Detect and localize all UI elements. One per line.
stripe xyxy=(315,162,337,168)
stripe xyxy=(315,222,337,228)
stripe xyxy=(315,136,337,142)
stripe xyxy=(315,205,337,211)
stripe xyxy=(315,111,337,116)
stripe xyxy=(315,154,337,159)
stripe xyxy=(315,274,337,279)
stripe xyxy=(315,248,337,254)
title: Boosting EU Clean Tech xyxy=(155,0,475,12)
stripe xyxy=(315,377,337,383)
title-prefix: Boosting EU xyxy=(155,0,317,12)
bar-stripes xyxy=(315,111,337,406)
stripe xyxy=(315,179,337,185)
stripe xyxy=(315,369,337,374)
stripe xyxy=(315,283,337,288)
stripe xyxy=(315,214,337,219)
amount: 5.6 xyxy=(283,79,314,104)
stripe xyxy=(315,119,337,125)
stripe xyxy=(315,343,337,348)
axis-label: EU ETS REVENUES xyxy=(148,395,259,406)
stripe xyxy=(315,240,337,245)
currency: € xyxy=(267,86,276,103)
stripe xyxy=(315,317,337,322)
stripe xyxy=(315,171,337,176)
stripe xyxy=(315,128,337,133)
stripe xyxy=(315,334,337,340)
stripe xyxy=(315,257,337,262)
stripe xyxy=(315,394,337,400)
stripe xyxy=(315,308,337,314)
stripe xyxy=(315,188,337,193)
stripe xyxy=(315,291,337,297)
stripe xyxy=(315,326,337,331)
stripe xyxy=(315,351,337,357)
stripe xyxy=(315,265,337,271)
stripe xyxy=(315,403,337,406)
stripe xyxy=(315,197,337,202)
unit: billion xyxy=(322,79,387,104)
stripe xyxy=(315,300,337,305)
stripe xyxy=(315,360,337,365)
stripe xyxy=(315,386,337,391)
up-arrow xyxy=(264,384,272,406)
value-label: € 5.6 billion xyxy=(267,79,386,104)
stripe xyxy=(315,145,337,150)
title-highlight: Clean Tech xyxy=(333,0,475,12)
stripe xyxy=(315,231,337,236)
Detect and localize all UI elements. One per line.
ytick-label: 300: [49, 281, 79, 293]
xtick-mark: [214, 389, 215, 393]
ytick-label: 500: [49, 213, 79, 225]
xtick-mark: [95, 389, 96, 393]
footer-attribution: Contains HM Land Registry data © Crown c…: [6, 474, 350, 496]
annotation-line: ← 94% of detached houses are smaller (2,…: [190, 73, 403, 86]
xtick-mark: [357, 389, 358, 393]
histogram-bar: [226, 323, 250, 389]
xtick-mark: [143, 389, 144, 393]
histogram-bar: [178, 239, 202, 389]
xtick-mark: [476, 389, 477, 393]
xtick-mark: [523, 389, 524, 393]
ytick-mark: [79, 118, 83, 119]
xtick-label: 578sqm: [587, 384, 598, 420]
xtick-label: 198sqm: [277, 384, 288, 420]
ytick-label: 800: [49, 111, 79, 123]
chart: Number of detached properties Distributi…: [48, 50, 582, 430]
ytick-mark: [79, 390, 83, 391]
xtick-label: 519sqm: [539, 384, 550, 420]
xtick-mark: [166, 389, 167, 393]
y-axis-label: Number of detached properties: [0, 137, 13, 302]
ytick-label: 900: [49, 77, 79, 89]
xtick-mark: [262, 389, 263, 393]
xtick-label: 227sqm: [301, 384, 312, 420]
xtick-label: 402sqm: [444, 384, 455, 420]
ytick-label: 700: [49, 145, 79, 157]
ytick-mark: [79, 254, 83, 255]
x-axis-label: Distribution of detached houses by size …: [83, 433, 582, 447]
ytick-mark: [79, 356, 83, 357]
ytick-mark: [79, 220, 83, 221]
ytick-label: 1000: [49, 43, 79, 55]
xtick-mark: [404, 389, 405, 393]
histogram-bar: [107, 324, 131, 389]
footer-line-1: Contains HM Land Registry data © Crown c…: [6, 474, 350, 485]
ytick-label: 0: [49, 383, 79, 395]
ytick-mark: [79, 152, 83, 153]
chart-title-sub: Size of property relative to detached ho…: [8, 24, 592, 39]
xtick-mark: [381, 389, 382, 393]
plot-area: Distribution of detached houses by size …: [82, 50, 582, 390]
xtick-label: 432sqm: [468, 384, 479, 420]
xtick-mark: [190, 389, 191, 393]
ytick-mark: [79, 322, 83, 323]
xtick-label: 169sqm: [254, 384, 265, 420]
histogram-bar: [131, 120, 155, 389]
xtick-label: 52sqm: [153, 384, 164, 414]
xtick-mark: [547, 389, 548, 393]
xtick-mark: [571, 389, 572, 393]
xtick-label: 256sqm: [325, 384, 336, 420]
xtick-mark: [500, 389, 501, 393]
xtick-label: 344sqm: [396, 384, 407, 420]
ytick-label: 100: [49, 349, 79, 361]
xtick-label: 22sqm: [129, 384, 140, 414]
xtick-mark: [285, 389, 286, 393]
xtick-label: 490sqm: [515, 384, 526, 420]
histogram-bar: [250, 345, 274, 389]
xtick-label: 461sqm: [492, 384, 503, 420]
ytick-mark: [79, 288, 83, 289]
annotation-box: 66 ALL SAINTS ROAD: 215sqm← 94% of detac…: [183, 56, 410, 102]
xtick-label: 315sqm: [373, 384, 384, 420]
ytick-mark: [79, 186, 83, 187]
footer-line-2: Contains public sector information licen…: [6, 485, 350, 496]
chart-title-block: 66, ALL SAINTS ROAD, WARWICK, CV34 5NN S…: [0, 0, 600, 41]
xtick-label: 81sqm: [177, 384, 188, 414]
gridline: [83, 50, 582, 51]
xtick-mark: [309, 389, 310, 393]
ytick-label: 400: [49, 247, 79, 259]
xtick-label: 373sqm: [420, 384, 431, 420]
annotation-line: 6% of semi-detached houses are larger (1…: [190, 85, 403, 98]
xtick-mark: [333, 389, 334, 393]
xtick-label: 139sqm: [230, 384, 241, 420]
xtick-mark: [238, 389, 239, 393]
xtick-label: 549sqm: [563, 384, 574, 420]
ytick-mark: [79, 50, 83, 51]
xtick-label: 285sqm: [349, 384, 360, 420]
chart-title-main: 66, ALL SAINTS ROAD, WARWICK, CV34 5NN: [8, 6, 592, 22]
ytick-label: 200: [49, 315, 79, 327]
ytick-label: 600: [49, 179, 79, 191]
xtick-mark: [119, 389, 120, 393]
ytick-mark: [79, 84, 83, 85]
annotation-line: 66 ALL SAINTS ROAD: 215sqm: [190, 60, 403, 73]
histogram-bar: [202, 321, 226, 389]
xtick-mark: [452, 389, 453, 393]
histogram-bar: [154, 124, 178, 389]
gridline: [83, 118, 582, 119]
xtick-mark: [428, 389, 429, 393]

_What you need to do_. Show each of the lines above that contains the word "Number".

_Solved exercise_.
chart: Number of detached properties Distributi…: [48, 50, 582, 430]
y-axis-label: Number of detached properties: [0, 137, 13, 302]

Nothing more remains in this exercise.